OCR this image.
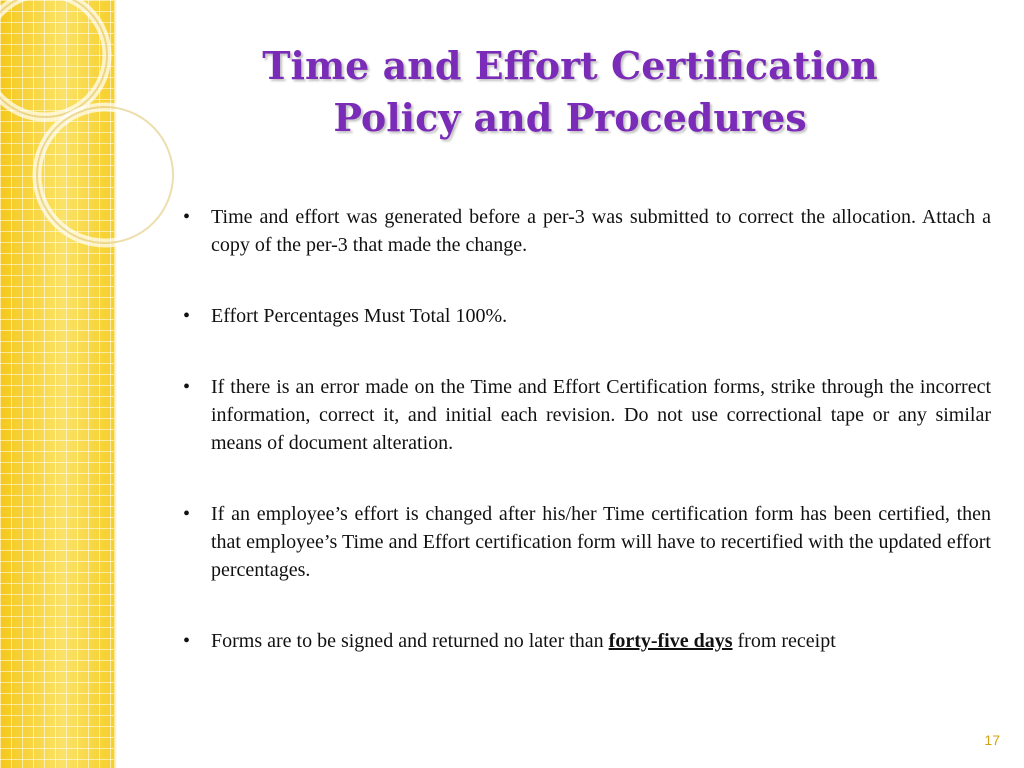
Time and Effort Certification
Policy and Procedures
• Time and effort was generated before a per-3 was submitted to correct the allocation. Attach a copy of the per-3 that made the change.
• Effort Percentages Must Total 100%.
• If there is an error made on the Time and Effort Certification forms, strike through the incorrect information, correct it, and initial each revision. Do not use correctional tape or any similar means of document alteration.
• If an employee’s effort is changed after his/her Time certification form has been certified, then that employee’s Time and Effort certification form will have to recertified with the updated effort percentages.
• Forms are to be signed and returned no later than forty-five days from receipt
17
* * * * *
- _INSTRUCTIONS FOR THE TASK_: The lines above form a set of records; determine how many of them contain the string "made" and give that number alone.

- _OUTPUT FOR THIS EXERCISE_: 2